DESCRIPTION OF THE TASK: In the page excerpt below, why did a family friend go to check on Teresa on the morning of June 29? Answer in one to three sentences.

PAGE EXCERPT:
----------------

On the morning of June 29, Teresa was found dead at her home by a family friend. Mark had called the friend to check up on her after she failed to show up at work. She was discovered lying on the kitchen floor and investigators found a hammer next to her body. A week later, her funeral took place at Unity Church in Naples. Mark attended the funeral appearing distraught. At the funeral, he gave a speech and said, "I was, and still am, the luckiest man in the world."

No leads came in the case for nearly two months. In August 2015, police acted on a tip and arrested Rodgers and Wright in Missouri. Both men were charged with murder. Rodgers' girlfriend helped police with their investigation and told them that Rodgers had admitted to killing Teresa. She claimed that Rodgers had told her that Mark had hired Wright, who then hired Rodgers, to murder his wife for life insurance money.

By this time, Mark Sievers had already been under suspicion. In December 2015, he was charged with murder after a connection was found between him and Wright. Hours after Teresa's funeral, investigators had watched him throw computer equipment into a dumpster behind the couple's medical office. While Mark had initially been cooperative and handed over his cell phone to investigators, he later refused to cooperate.

On May 11, 2016, Teresa's mother gained custody of the Sievers couple's children as the case prepared to move toward trial.

==Trials==
Wright took a 25-year plea deal in exchange for his testimony against Mark and Rodgers. In 2016, Wright pleaded guilty to second-degree murder and was sentenced to twenty-five years in prison. Rodgers initially faced a first-degree murder charge and the possibility of the death penalty. However, he was found guilty of the lesser charge of second-degree murder, in addition to trespassing. On October 23, 2019, a Lee County jury found him guilty, and on December 12, 2019, he was sentenced to life in prison.

----------------

LISTED ENTRIES:
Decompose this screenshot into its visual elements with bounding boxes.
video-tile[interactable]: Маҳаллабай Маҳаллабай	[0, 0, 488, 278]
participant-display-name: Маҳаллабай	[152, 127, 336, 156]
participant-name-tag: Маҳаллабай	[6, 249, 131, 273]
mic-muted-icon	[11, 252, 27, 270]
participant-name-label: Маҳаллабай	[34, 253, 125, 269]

----------------

SOLUTION TO THE EXERCISE: Teresa had failed to show up at work, so Mark called a family friend to check up on her. The friend then found her dead at her home.